EXERCISE PROMPT =>
Copy the material that follows word for word and omit its pictures.

DATASET RECORDS =>
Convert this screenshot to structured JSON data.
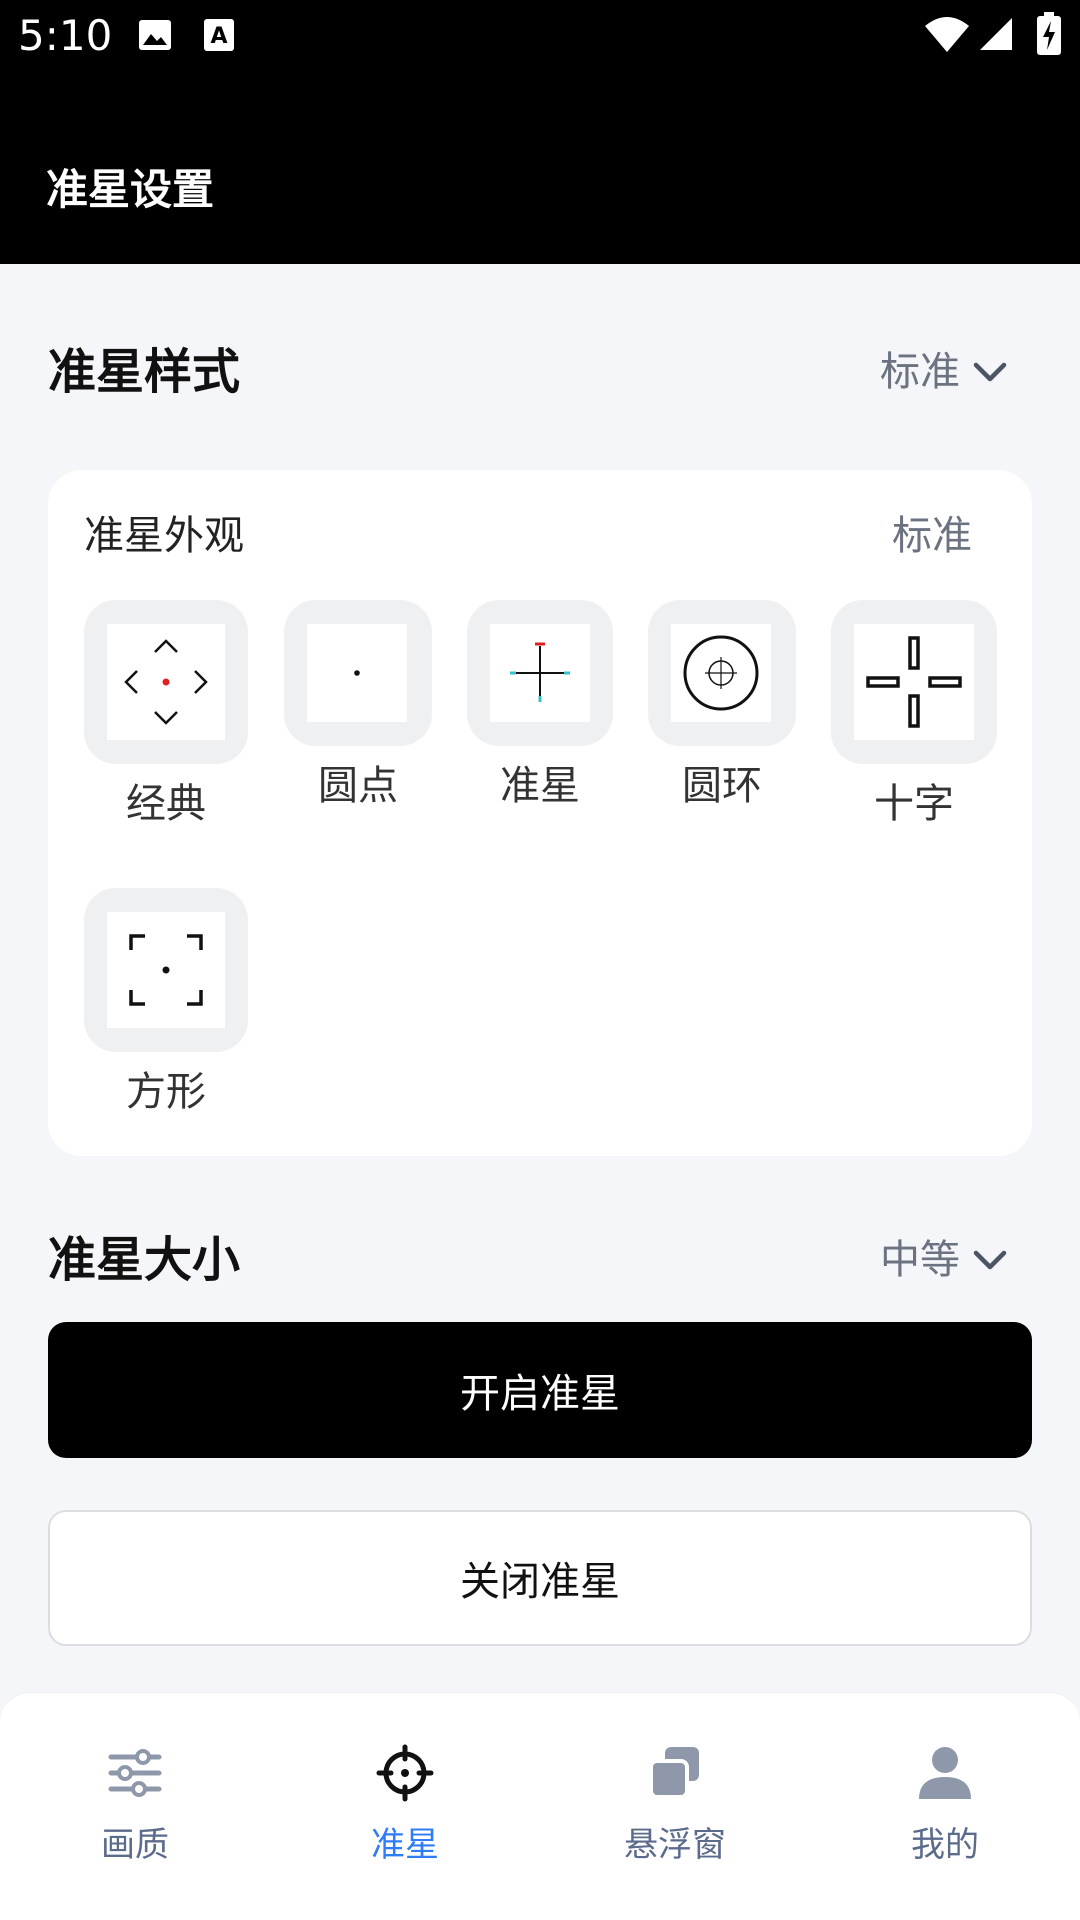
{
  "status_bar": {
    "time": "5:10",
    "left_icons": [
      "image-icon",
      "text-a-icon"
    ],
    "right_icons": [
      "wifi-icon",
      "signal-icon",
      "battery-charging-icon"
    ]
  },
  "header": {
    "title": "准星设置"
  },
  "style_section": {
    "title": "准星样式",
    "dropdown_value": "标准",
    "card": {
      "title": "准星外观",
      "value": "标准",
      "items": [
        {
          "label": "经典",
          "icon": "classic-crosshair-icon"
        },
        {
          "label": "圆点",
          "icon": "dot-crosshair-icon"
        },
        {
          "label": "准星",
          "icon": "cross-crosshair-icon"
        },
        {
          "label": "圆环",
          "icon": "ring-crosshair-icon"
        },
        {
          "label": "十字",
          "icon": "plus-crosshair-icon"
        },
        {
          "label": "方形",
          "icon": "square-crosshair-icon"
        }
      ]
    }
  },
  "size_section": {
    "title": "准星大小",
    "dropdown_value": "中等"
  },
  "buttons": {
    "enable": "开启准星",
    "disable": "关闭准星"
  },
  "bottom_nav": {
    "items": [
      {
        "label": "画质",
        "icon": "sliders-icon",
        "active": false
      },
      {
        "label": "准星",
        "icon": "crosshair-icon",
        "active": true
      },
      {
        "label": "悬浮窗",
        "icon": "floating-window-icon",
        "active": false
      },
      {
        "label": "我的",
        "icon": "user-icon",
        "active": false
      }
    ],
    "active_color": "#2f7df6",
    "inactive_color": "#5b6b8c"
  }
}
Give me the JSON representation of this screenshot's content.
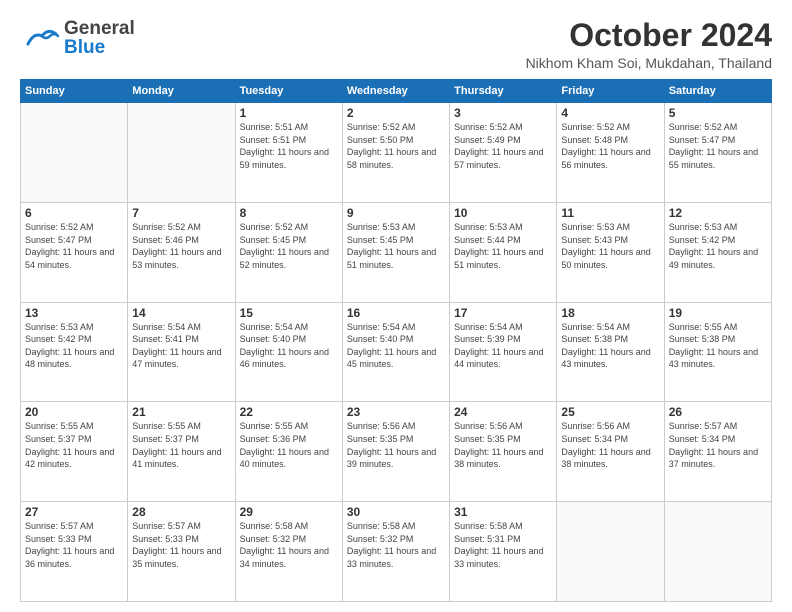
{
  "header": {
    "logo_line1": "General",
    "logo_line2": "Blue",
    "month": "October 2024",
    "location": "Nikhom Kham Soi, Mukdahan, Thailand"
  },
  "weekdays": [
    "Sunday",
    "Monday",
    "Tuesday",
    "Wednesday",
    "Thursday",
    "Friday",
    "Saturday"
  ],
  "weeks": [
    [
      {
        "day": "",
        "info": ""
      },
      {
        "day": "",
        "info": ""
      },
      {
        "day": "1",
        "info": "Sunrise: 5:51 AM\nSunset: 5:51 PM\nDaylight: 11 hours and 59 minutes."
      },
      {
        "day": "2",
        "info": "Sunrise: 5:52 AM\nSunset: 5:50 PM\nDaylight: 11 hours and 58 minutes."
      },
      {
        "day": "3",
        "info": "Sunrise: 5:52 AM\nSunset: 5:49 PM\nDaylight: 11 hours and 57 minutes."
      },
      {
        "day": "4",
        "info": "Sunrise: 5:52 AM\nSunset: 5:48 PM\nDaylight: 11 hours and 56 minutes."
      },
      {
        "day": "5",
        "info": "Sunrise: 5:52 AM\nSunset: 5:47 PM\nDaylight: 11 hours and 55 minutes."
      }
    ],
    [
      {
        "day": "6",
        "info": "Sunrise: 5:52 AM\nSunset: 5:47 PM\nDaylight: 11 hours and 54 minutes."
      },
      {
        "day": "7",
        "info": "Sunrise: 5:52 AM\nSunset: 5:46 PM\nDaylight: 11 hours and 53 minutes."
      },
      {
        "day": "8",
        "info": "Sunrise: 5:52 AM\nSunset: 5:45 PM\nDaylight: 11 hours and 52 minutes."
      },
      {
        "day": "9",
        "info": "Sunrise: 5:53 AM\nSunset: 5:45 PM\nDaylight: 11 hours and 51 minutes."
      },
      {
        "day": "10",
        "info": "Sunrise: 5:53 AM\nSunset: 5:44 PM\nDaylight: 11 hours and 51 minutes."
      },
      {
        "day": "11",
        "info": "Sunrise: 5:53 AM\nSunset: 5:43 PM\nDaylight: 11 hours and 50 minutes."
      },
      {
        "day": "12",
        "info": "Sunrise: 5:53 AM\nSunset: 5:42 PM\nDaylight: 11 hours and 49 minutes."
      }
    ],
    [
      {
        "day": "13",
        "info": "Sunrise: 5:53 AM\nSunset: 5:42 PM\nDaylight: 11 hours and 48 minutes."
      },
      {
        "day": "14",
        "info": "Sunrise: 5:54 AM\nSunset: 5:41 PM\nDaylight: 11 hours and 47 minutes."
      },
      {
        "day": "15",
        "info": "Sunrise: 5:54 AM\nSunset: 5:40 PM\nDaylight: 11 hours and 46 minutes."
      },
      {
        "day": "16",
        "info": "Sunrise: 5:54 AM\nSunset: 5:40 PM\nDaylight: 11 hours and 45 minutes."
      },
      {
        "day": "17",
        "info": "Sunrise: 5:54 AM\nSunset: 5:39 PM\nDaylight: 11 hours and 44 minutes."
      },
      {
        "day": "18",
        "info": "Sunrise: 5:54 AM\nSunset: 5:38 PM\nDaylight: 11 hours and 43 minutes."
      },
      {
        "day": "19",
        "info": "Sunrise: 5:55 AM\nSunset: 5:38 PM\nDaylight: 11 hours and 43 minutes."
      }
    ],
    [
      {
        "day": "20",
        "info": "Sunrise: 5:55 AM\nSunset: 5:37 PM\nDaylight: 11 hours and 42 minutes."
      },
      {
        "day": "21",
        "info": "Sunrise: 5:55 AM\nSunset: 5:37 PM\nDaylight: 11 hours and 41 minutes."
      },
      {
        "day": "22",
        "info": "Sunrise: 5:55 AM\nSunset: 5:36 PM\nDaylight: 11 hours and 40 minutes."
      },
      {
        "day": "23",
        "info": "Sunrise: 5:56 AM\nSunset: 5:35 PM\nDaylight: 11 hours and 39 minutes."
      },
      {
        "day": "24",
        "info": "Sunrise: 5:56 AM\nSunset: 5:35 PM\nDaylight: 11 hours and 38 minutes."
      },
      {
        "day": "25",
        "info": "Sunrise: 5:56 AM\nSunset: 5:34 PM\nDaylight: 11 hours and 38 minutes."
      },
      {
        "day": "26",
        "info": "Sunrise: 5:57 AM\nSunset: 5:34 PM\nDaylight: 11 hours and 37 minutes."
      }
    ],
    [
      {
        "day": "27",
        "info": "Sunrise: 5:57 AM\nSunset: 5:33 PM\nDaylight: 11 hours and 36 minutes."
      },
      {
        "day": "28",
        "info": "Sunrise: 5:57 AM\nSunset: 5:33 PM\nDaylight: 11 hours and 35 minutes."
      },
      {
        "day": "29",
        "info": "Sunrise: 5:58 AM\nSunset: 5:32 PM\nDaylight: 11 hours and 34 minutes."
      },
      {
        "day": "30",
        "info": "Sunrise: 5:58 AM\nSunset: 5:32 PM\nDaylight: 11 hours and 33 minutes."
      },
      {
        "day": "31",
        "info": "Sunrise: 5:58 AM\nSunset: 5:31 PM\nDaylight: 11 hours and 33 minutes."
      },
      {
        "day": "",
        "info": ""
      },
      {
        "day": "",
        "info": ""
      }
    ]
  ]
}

COMPLETED TASK =>
Convert this screenshot to structured JSON data.
{
  "status_bar": {
    "time": "5:10",
    "left_icons": [
      "image-icon",
      "text-a-icon"
    ],
    "right_icons": [
      "wifi-icon",
      "signal-icon",
      "battery-charging-icon"
    ]
  },
  "header": {
    "title": "准星设置"
  },
  "style_section": {
    "title": "准星样式",
    "dropdown_value": "标准",
    "card": {
      "title": "准星外观",
      "value": "标准",
      "items": [
        {
          "label": "经典",
          "icon": "classic-crosshair-icon"
        },
        {
          "label": "圆点",
          "icon": "dot-crosshair-icon"
        },
        {
          "label": "准星",
          "icon": "cross-crosshair-icon"
        },
        {
          "label": "圆环",
          "icon": "ring-crosshair-icon"
        },
        {
          "label": "十字",
          "icon": "plus-crosshair-icon"
        },
        {
          "label": "方形",
          "icon": "square-crosshair-icon"
        }
      ]
    }
  },
  "size_section": {
    "title": "准星大小",
    "dropdown_value": "中等"
  },
  "buttons": {
    "enable": "开启准星",
    "disable": "关闭准星"
  },
  "bottom_nav": {
    "items": [
      {
        "label": "画质",
        "icon": "sliders-icon",
        "active": false
      },
      {
        "label": "准星",
        "icon": "crosshair-icon",
        "active": true
      },
      {
        "label": "悬浮窗",
        "icon": "floating-window-icon",
        "active": false
      },
      {
        "label": "我的",
        "icon": "user-icon",
        "active": false
      }
    ],
    "active_color": "#2f7df6",
    "inactive_color": "#5b6b8c"
  }
}
Give me the JSON representation of this screenshot's content.
{
  "header": {
    "logo_line1": "General",
    "logo_line2": "Blue",
    "month": "October 2024",
    "location": "Nikhom Kham Soi, Mukdahan, Thailand"
  },
  "weekdays": [
    "Sunday",
    "Monday",
    "Tuesday",
    "Wednesday",
    "Thursday",
    "Friday",
    "Saturday"
  ],
  "weeks": [
    [
      {
        "day": "",
        "info": ""
      },
      {
        "day": "",
        "info": ""
      },
      {
        "day": "1",
        "info": "Sunrise: 5:51 AM\nSunset: 5:51 PM\nDaylight: 11 hours and 59 minutes."
      },
      {
        "day": "2",
        "info": "Sunrise: 5:52 AM\nSunset: 5:50 PM\nDaylight: 11 hours and 58 minutes."
      },
      {
        "day": "3",
        "info": "Sunrise: 5:52 AM\nSunset: 5:49 PM\nDaylight: 11 hours and 57 minutes."
      },
      {
        "day": "4",
        "info": "Sunrise: 5:52 AM\nSunset: 5:48 PM\nDaylight: 11 hours and 56 minutes."
      },
      {
        "day": "5",
        "info": "Sunrise: 5:52 AM\nSunset: 5:47 PM\nDaylight: 11 hours and 55 minutes."
      }
    ],
    [
      {
        "day": "6",
        "info": "Sunrise: 5:52 AM\nSunset: 5:47 PM\nDaylight: 11 hours and 54 minutes."
      },
      {
        "day": "7",
        "info": "Sunrise: 5:52 AM\nSunset: 5:46 PM\nDaylight: 11 hours and 53 minutes."
      },
      {
        "day": "8",
        "info": "Sunrise: 5:52 AM\nSunset: 5:45 PM\nDaylight: 11 hours and 52 minutes."
      },
      {
        "day": "9",
        "info": "Sunrise: 5:53 AM\nSunset: 5:45 PM\nDaylight: 11 hours and 51 minutes."
      },
      {
        "day": "10",
        "info": "Sunrise: 5:53 AM\nSunset: 5:44 PM\nDaylight: 11 hours and 51 minutes."
      },
      {
        "day": "11",
        "info": "Sunrise: 5:53 AM\nSunset: 5:43 PM\nDaylight: 11 hours and 50 minutes."
      },
      {
        "day": "12",
        "info": "Sunrise: 5:53 AM\nSunset: 5:42 PM\nDaylight: 11 hours and 49 minutes."
      }
    ],
    [
      {
        "day": "13",
        "info": "Sunrise: 5:53 AM\nSunset: 5:42 PM\nDaylight: 11 hours and 48 minutes."
      },
      {
        "day": "14",
        "info": "Sunrise: 5:54 AM\nSunset: 5:41 PM\nDaylight: 11 hours and 47 minutes."
      },
      {
        "day": "15",
        "info": "Sunrise: 5:54 AM\nSunset: 5:40 PM\nDaylight: 11 hours and 46 minutes."
      },
      {
        "day": "16",
        "info": "Sunrise: 5:54 AM\nSunset: 5:40 PM\nDaylight: 11 hours and 45 minutes."
      },
      {
        "day": "17",
        "info": "Sunrise: 5:54 AM\nSunset: 5:39 PM\nDaylight: 11 hours and 44 minutes."
      },
      {
        "day": "18",
        "info": "Sunrise: 5:54 AM\nSunset: 5:38 PM\nDaylight: 11 hours and 43 minutes."
      },
      {
        "day": "19",
        "info": "Sunrise: 5:55 AM\nSunset: 5:38 PM\nDaylight: 11 hours and 43 minutes."
      }
    ],
    [
      {
        "day": "20",
        "info": "Sunrise: 5:55 AM\nSunset: 5:37 PM\nDaylight: 11 hours and 42 minutes."
      },
      {
        "day": "21",
        "info": "Sunrise: 5:55 AM\nSunset: 5:37 PM\nDaylight: 11 hours and 41 minutes."
      },
      {
        "day": "22",
        "info": "Sunrise: 5:55 AM\nSunset: 5:36 PM\nDaylight: 11 hours and 40 minutes."
      },
      {
        "day": "23",
        "info": "Sunrise: 5:56 AM\nSunset: 5:35 PM\nDaylight: 11 hours and 39 minutes."
      },
      {
        "day": "24",
        "info": "Sunrise: 5:56 AM\nSunset: 5:35 PM\nDaylight: 11 hours and 38 minutes."
      },
      {
        "day": "25",
        "info": "Sunrise: 5:56 AM\nSunset: 5:34 PM\nDaylight: 11 hours and 38 minutes."
      },
      {
        "day": "26",
        "info": "Sunrise: 5:57 AM\nSunset: 5:34 PM\nDaylight: 11 hours and 37 minutes."
      }
    ],
    [
      {
        "day": "27",
        "info": "Sunrise: 5:57 AM\nSunset: 5:33 PM\nDaylight: 11 hours and 36 minutes."
      },
      {
        "day": "28",
        "info": "Sunrise: 5:57 AM\nSunset: 5:33 PM\nDaylight: 11 hours and 35 minutes."
      },
      {
        "day": "29",
        "info": "Sunrise: 5:58 AM\nSunset: 5:32 PM\nDaylight: 11 hours and 34 minutes."
      },
      {
        "day": "30",
        "info": "Sunrise: 5:58 AM\nSunset: 5:32 PM\nDaylight: 11 hours and 33 minutes."
      },
      {
        "day": "31",
        "info": "Sunrise: 5:58 AM\nSunset: 5:31 PM\nDaylight: 11 hours and 33 minutes."
      },
      {
        "day": "",
        "info": ""
      },
      {
        "day": "",
        "info": ""
      }
    ]
  ]
}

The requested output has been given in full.